Work to complete:
Each line of the data that includes the string "true" is to be copied out.

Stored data
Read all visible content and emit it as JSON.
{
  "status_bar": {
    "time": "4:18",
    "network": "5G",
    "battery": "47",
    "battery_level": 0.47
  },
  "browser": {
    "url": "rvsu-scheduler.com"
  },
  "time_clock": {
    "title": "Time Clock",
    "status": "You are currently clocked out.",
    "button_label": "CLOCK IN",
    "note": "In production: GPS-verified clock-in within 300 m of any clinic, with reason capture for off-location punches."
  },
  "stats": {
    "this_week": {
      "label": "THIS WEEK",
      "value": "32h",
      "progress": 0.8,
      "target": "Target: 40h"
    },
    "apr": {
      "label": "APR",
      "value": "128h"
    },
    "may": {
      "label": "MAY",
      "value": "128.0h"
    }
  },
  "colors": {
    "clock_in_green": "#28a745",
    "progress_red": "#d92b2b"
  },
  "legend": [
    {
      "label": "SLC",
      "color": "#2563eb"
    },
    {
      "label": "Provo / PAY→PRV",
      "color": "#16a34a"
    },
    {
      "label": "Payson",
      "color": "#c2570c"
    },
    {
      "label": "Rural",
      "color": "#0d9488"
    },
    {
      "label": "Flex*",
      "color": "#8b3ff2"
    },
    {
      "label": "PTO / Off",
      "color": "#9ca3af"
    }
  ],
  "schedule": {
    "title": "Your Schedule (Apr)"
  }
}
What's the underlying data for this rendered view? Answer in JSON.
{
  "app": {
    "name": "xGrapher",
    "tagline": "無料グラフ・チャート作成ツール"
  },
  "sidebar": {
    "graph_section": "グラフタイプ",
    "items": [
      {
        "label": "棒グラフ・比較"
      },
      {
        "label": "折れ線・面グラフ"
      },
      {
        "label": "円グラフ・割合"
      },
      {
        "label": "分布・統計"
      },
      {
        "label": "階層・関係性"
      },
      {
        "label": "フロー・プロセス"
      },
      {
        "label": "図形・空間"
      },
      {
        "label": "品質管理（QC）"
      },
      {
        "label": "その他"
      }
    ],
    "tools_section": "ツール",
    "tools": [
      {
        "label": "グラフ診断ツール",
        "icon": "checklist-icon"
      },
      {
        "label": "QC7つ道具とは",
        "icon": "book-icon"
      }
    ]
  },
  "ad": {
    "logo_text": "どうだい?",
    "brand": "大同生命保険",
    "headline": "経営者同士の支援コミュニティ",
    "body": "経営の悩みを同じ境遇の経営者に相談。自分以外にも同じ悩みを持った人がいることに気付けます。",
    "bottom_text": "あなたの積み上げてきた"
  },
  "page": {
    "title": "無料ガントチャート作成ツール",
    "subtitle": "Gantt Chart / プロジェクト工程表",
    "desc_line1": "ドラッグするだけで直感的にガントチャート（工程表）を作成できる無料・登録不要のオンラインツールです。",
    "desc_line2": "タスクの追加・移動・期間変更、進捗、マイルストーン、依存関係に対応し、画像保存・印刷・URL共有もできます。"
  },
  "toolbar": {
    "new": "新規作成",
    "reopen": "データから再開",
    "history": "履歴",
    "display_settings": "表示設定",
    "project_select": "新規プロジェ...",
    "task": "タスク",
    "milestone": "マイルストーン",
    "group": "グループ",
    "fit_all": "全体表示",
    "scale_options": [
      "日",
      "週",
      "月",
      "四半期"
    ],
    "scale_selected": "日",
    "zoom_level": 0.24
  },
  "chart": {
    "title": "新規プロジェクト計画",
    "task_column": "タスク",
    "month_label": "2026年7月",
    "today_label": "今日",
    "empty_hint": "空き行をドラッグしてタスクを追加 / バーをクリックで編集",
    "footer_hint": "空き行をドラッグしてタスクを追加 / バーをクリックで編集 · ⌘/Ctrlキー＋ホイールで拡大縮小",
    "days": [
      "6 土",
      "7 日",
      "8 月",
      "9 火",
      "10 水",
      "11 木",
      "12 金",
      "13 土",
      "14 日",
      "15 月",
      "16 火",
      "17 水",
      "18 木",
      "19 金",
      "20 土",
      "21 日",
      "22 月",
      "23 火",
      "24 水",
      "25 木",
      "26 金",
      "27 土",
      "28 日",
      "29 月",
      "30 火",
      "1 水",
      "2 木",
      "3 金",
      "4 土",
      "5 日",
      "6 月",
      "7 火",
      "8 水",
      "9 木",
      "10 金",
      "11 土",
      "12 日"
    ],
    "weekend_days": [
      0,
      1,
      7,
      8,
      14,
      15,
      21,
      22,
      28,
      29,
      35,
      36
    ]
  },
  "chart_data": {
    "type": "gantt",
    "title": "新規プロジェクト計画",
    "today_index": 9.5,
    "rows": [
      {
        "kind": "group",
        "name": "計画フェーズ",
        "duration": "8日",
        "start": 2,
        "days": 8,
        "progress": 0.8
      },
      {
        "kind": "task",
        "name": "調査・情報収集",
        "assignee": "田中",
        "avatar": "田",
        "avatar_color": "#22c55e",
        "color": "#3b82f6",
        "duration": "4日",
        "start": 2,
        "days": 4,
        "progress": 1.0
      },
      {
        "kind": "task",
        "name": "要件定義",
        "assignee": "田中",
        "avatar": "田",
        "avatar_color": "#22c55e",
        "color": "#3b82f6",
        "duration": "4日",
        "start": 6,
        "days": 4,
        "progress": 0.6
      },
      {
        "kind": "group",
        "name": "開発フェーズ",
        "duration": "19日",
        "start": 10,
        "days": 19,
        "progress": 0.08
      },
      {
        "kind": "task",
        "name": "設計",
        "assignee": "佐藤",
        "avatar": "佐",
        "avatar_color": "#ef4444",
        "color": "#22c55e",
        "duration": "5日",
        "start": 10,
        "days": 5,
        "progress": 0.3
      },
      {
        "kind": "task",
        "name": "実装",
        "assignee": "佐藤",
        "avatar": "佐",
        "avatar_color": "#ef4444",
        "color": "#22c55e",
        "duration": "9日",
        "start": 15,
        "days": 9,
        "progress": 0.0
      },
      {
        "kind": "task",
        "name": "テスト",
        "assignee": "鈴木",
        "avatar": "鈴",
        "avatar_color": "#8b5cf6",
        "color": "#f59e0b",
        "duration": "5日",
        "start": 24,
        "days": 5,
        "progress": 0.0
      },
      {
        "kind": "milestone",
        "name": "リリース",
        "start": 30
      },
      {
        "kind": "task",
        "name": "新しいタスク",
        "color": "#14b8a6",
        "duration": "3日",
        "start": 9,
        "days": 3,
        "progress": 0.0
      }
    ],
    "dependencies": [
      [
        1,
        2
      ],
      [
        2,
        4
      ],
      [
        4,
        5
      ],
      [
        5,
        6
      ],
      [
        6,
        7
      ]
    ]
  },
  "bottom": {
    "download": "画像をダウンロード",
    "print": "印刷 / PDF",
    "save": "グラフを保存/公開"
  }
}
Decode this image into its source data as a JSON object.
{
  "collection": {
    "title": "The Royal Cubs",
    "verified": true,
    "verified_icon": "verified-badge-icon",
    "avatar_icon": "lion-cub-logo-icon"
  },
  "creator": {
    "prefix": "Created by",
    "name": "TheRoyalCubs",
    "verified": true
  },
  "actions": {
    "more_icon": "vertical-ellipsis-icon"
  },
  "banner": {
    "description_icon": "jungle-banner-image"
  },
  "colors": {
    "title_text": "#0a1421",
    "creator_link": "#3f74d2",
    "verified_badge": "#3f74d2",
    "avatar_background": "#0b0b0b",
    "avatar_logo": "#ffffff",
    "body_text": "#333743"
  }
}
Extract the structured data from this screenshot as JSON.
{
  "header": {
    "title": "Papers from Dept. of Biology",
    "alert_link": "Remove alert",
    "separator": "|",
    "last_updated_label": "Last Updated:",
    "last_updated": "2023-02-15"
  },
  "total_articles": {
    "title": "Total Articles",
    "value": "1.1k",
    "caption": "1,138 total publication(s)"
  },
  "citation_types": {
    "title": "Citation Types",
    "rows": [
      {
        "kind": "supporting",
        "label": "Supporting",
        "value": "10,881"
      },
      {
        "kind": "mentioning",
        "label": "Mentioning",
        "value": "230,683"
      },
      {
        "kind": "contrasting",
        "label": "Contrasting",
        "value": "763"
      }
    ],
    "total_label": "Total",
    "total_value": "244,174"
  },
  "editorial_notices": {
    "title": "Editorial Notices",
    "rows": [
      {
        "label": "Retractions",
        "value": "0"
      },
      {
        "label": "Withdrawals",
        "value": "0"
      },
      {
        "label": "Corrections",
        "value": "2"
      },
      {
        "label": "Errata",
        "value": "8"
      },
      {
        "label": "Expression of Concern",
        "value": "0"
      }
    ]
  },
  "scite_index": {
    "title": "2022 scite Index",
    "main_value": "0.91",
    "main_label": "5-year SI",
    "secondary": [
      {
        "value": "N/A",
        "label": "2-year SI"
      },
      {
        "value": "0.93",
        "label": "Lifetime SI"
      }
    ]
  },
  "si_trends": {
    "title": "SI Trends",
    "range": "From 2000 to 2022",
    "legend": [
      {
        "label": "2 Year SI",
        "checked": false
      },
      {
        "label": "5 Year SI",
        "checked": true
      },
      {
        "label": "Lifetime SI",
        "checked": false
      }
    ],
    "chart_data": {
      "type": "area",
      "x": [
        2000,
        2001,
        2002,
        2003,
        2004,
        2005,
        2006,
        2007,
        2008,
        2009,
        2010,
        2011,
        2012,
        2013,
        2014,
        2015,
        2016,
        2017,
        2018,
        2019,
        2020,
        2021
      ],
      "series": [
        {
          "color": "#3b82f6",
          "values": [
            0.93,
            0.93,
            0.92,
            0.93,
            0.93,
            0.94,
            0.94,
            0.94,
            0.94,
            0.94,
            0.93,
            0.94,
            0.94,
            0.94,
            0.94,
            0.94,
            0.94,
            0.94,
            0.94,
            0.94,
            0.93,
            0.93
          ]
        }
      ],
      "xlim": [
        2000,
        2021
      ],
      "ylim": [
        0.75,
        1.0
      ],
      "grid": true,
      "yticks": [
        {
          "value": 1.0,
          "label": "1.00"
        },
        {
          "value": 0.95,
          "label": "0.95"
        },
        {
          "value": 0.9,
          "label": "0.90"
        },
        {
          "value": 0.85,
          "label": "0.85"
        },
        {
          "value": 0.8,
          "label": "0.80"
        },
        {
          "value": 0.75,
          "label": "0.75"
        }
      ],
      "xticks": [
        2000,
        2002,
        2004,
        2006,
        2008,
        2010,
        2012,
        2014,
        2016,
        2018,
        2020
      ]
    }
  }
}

Answer:
    "verified": true,
    "verified": true
        "checked": true
      "grid": true,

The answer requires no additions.